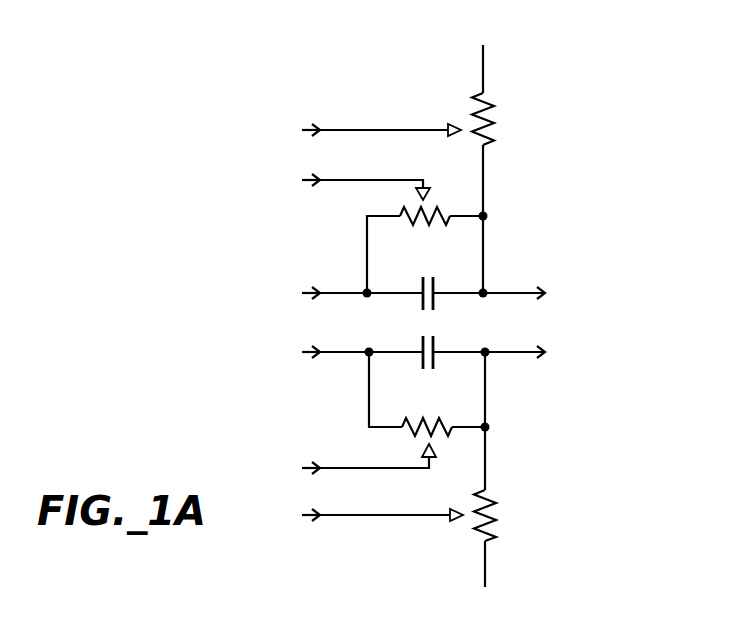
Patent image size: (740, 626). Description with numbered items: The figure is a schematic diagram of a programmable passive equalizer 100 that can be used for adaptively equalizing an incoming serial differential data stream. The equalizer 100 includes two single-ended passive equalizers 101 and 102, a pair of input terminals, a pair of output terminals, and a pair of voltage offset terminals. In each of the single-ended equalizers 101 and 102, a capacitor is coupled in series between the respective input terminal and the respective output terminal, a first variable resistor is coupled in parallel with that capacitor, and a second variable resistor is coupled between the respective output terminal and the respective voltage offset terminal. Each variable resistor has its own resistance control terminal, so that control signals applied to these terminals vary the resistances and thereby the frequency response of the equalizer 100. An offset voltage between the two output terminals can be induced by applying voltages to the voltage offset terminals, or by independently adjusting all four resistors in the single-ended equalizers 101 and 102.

----

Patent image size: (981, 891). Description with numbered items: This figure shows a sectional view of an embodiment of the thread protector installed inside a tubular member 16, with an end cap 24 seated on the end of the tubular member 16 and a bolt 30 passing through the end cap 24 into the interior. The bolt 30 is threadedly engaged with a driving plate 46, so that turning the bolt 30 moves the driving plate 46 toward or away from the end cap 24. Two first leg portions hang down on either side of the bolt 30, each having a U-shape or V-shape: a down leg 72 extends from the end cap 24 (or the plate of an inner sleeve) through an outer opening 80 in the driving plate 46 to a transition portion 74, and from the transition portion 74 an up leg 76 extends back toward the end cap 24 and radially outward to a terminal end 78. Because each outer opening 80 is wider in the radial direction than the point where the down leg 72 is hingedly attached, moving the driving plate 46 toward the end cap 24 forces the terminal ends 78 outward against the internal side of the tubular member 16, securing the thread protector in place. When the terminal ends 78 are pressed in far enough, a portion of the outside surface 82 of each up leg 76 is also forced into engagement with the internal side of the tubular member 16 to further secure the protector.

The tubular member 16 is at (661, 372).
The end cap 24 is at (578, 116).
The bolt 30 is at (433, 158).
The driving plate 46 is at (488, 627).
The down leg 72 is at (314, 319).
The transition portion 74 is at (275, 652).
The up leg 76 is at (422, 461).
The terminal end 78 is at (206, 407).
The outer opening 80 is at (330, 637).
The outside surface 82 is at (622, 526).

----

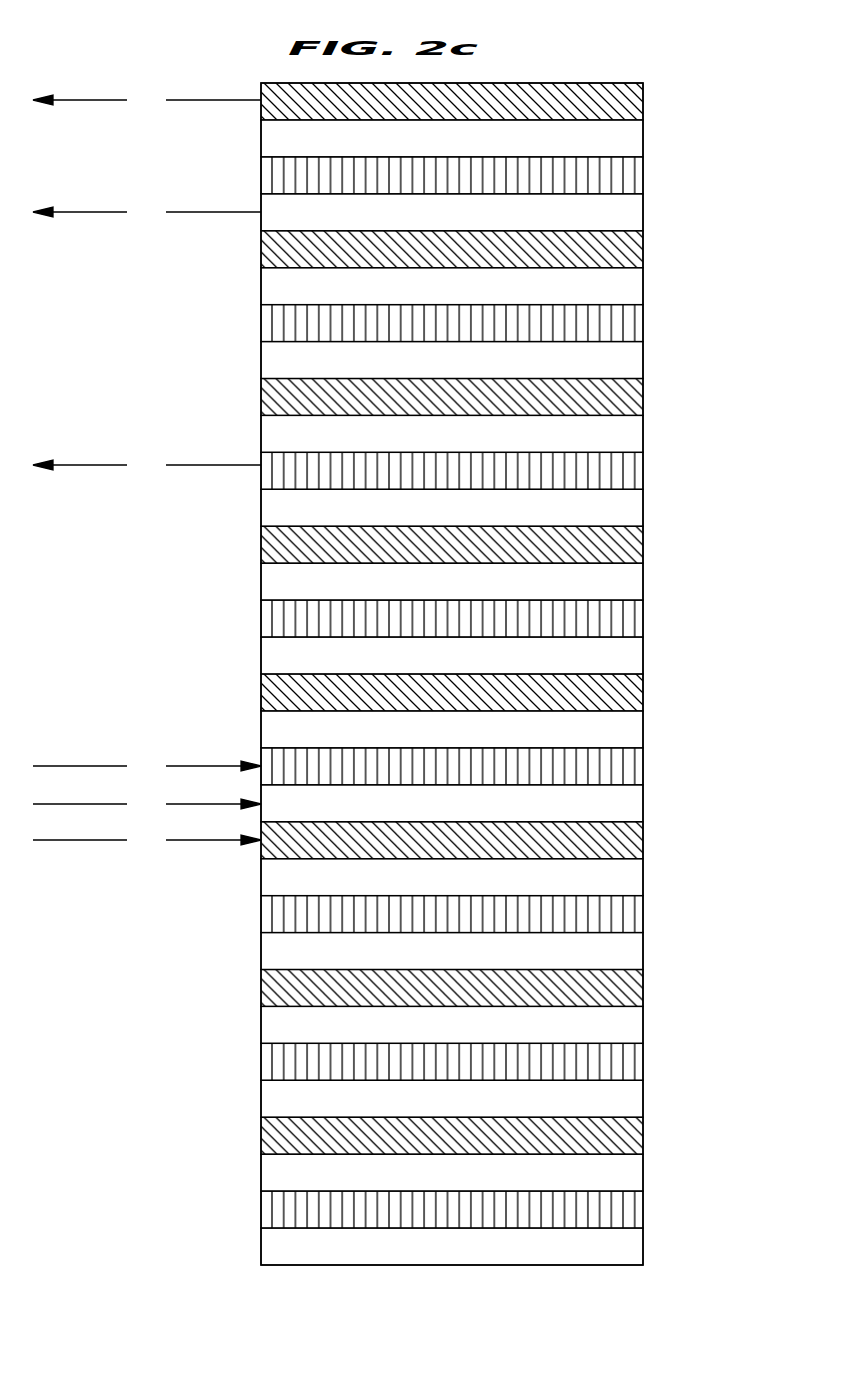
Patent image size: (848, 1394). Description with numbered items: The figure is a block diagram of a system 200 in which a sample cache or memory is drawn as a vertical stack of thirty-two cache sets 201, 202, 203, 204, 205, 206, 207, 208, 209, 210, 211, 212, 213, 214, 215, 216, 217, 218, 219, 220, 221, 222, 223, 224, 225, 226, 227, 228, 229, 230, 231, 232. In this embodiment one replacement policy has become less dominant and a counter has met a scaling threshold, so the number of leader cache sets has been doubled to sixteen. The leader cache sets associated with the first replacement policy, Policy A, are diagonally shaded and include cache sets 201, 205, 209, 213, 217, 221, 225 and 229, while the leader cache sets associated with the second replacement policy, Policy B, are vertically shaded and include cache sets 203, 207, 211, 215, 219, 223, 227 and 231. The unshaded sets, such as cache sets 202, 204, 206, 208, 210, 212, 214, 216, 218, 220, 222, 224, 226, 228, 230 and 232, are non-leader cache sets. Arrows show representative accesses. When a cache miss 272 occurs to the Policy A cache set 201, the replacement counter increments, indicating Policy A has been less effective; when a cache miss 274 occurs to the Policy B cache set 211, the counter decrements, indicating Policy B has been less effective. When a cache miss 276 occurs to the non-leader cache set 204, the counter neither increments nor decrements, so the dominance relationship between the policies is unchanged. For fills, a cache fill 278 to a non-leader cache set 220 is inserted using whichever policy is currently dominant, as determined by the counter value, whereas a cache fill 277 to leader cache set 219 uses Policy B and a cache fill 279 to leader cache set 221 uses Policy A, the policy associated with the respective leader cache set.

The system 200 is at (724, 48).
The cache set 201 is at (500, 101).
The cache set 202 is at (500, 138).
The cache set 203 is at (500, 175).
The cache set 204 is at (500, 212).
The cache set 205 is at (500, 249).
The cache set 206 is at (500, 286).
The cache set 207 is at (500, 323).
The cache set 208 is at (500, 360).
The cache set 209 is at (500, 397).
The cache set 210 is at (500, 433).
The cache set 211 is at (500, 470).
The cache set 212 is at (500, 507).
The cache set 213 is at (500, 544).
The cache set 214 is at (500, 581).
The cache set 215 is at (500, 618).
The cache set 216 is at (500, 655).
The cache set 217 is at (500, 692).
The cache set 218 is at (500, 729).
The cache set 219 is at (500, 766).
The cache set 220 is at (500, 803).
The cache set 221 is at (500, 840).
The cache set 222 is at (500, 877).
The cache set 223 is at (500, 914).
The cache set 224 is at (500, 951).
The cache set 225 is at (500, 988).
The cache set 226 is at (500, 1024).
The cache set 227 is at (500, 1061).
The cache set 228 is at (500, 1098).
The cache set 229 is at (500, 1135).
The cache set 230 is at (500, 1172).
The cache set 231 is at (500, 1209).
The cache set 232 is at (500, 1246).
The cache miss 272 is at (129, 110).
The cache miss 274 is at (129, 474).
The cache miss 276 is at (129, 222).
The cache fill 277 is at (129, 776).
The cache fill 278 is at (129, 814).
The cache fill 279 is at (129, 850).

----

▶ **Exercise**: Reproduce the lines above, from the one containing "Patent image size: (848, 1394)." through the one containing "The system 200 is at (724, 48).", with both end lines included and the wording unchanged.

▶ **Full response**:
Patent image size: (848, 1394). Description with numbered items: The figure is a block diagram of a system 200 in which a sample cache or memory is drawn as a vertical stack of thirty-two cache sets 201, 202, 203, 204, 205, 206, 207, 208, 209, 210, 211, 212, 213, 214, 215, 216, 217, 218, 219, 220, 221, 222, 223, 224, 225, 226, 227, 228, 229, 230, 231, 232. In this embodiment one replacement policy has become less dominant and a counter has met a scaling threshold, so the number of leader cache sets has been doubled to sixteen. The leader cache sets associated with the first replacement policy, Policy A, are diagonally shaded and include cache sets 201, 205, 209, 213, 217, 221, 225 and 229, while the leader cache sets associated with the second replacement policy, Policy B, are vertically shaded and include cache sets 203, 207, 211, 215, 219, 223, 227 and 231. The unshaded sets, such as cache sets 202, 204, 206, 208, 210, 212, 214, 216, 218, 220, 222, 224, 226, 228, 230 and 232, are non-leader cache sets. Arrows show representative accesses. When a cache miss 272 occurs to the Policy A cache set 201, the replacement counter increments, indicating Policy A has been less effective; when a cache miss 274 occurs to the Policy B cache set 211, the counter decrements, indicating Policy B has been less effective. When a cache miss 276 occurs to the non-leader cache set 204, the counter neither increments nor decrements, so the dominance relationship between the policies is unchanged. For fills, a cache fill 278 to a non-leader cache set 220 is inserted using whichever policy is currently dominant, as determined by the counter value, whereas a cache fill 277 to leader cache set 219 uses Policy B and a cache fill 279 to leader cache set 221 uses Policy A, the policy associated with the respective leader cache set.

The system 200 is at (724, 48).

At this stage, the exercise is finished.